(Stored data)
....
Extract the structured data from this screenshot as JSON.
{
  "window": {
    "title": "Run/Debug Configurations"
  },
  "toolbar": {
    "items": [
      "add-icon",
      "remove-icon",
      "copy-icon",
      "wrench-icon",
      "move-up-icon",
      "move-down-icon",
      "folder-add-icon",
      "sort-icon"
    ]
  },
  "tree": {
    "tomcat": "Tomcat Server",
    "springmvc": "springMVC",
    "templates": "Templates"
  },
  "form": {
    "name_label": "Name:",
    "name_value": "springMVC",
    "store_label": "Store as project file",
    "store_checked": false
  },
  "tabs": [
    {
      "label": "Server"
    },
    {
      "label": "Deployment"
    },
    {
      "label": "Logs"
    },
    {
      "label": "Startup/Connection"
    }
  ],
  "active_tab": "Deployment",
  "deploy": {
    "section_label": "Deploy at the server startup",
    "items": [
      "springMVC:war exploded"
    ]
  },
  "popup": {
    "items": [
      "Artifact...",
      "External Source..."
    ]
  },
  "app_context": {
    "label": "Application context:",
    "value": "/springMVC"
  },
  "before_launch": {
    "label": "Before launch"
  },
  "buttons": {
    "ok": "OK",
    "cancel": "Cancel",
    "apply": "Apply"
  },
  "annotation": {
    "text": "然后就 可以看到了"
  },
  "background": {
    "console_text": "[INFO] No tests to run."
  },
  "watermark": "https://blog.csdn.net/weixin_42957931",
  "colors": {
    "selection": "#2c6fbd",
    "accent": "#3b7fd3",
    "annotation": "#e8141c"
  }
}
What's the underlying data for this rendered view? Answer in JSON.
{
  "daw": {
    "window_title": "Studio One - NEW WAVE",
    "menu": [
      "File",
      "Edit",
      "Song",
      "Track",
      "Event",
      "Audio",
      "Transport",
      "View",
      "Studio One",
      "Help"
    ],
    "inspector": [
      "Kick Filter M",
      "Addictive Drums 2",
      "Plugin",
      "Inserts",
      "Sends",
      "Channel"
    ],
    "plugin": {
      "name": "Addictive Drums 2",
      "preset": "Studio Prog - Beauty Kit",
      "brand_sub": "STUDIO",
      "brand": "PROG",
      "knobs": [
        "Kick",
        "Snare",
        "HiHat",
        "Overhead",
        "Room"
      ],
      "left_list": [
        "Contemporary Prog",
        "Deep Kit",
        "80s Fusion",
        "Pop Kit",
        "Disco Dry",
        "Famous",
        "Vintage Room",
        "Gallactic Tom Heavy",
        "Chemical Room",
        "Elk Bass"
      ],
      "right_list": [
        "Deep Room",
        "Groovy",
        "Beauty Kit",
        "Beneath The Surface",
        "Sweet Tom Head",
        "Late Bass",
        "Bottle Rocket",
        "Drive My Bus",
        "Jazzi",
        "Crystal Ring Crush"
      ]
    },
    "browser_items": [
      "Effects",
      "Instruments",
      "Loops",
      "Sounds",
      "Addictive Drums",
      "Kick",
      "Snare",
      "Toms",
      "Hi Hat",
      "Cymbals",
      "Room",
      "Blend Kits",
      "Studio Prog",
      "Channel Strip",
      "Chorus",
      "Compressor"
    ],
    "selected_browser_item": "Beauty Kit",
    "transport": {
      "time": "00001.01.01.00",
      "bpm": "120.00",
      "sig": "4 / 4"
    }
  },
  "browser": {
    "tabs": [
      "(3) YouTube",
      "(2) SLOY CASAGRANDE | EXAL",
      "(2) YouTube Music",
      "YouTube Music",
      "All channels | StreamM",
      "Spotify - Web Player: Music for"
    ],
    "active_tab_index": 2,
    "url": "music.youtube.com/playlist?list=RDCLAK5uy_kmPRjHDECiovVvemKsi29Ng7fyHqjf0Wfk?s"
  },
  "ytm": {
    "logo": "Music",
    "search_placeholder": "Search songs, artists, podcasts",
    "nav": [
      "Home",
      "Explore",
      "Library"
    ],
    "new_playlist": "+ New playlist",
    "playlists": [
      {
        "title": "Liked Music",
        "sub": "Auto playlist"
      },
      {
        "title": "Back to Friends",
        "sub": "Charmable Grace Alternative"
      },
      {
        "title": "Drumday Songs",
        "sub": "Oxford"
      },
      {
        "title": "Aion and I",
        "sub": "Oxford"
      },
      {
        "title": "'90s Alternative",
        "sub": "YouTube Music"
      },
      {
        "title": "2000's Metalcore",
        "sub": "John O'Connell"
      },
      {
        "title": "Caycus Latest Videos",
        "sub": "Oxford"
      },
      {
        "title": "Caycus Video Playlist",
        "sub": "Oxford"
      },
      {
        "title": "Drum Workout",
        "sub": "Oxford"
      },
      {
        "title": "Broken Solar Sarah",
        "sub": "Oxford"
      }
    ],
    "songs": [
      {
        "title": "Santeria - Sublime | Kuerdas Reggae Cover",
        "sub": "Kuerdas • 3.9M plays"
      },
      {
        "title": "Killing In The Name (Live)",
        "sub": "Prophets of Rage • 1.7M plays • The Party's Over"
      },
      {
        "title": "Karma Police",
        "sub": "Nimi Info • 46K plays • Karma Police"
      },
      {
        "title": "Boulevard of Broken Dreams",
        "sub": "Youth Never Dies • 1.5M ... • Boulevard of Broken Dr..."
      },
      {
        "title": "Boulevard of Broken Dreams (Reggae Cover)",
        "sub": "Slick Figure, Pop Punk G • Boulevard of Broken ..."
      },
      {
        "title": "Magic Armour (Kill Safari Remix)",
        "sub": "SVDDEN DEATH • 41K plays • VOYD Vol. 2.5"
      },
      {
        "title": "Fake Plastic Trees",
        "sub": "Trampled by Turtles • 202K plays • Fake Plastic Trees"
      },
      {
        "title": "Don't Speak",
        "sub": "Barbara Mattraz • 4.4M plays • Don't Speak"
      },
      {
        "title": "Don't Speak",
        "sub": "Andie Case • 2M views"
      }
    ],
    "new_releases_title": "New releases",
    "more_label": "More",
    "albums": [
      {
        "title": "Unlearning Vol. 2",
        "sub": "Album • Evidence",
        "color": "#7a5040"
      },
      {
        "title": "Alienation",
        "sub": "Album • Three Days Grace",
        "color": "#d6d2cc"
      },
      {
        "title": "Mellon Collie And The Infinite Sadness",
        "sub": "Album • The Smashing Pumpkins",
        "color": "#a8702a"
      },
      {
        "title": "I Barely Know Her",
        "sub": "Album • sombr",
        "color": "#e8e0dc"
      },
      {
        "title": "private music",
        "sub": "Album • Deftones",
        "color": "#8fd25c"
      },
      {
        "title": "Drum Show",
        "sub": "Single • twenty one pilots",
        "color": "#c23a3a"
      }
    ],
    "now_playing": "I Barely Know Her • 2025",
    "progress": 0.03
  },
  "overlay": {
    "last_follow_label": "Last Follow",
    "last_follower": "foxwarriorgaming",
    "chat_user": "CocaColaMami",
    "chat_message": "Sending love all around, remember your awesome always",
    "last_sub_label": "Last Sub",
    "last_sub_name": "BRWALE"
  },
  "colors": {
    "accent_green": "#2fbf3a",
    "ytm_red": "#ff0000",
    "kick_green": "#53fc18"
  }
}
....
• What the task asks
Output a single number: how many lines contain the word "Drums".

• Solution to the problem
3